▸ **Goal**
Print the data exactly, leaving nothing out.

▸ **Supplied records**
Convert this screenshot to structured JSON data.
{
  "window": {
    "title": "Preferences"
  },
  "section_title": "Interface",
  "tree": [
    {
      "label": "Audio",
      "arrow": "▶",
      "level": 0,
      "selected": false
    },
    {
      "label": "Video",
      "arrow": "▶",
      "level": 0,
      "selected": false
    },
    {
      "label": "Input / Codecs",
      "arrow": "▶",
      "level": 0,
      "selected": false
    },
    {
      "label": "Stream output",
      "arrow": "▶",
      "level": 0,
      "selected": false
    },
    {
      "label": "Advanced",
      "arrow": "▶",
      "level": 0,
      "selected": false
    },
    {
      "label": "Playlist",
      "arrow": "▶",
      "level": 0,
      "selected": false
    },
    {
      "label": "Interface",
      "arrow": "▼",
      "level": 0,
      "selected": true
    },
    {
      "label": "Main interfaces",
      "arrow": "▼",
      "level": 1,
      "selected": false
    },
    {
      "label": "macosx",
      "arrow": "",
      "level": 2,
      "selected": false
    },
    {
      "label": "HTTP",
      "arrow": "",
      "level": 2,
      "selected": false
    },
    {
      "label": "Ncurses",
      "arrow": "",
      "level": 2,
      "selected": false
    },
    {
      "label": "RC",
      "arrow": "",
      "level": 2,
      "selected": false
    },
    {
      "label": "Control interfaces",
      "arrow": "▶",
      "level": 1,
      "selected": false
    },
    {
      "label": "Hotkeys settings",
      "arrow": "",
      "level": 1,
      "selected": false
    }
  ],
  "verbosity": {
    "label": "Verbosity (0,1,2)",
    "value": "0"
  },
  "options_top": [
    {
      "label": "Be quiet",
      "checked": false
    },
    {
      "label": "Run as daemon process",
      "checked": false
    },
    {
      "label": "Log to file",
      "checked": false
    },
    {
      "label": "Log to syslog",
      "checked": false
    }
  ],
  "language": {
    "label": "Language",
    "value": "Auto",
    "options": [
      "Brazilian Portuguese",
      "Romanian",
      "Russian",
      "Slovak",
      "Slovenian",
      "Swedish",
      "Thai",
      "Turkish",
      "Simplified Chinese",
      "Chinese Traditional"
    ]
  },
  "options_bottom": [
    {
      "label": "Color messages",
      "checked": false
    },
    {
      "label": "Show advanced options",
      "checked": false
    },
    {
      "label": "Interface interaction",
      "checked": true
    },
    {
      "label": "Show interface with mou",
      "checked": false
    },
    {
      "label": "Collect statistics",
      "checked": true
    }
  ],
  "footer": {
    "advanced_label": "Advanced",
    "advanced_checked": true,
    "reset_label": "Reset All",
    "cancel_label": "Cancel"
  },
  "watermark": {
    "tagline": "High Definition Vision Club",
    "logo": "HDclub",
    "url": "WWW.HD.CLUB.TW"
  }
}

▸ **Answer to the exercise**
Convert this screenshot to structured JSON data.
{
  "window": {
    "title": "Preferences"
  },
  "section_title": "Interface",
  "tree": [
    {
      "label": "Audio",
      "arrow": "▶",
      "level": 0,
      "selected": false
    },
    {
      "label": "Video",
      "arrow": "▶",
      "level": 0,
      "selected": false
    },
    {
      "label": "Input / Codecs",
      "arrow": "▶",
      "level": 0,
      "selected": false
    },
    {
      "label": "Stream output",
      "arrow": "▶",
      "level": 0,
      "selected": false
    },
    {
      "label": "Advanced",
      "arrow": "▶",
      "level": 0,
      "selected": false
    },
    {
      "label": "Playlist",
      "arrow": "▶",
      "level": 0,
      "selected": false
    },
    {
      "label": "Interface",
      "arrow": "▼",
      "level": 0,
      "selected": true
    },
    {
      "label": "Main interfaces",
      "arrow": "▼",
      "level": 1,
      "selected": false
    },
    {
      "label": "macosx",
      "arrow": "",
      "level": 2,
      "selected": false
    },
    {
      "label": "HTTP",
      "arrow": "",
      "level": 2,
      "selected": false
    },
    {
      "label": "Ncurses",
      "arrow": "",
      "level": 2,
      "selected": false
    },
    {
      "label": "RC",
      "arrow": "",
      "level": 2,
      "selected": false
    },
    {
      "label": "Control interfaces",
      "arrow": "▶",
      "level": 1,
      "selected": false
    },
    {
      "label": "Hotkeys settings",
      "arrow": "",
      "level": 1,
      "selected": false
    }
  ],
  "verbosity": {
    "label": "Verbosity (0,1,2)",
    "value": "0"
  },
  "options_top": [
    {
      "label": "Be quiet",
      "checked": false
    },
    {
      "label": "Run as daemon process",
      "checked": false
    },
    {
      "label": "Log to file",
      "checked": false
    },
    {
      "label": "Log to syslog",
      "checked": false
    }
  ],
  "language": {
    "label": "Language",
    "value": "Auto",
    "options": [
      "Brazilian Portuguese",
      "Romanian",
      "Russian",
      "Slovak",
      "Slovenian",
      "Swedish",
      "Thai",
      "Turkish",
      "Simplified Chinese",
      "Chinese Traditional"
    ]
  },
  "options_bottom": [
    {
      "label": "Color messages",
      "checked": false
    },
    {
      "label": "Show advanced options",
      "checked": false
    },
    {
      "label": "Interface interaction",
      "checked": true
    },
    {
      "label": "Show interface with mou",
      "checked": false
    },
    {
      "label": "Collect statistics",
      "checked": true
    }
  ],
  "footer": {
    "advanced_label": "Advanced",
    "advanced_checked": true,
    "reset_label": "Reset All",
    "cancel_label": "Cancel"
  },
  "watermark": {
    "tagline": "High Definition Vision Club",
    "logo": "HDclub",
    "url": "WWW.HD.CLUB.TW"
  }
}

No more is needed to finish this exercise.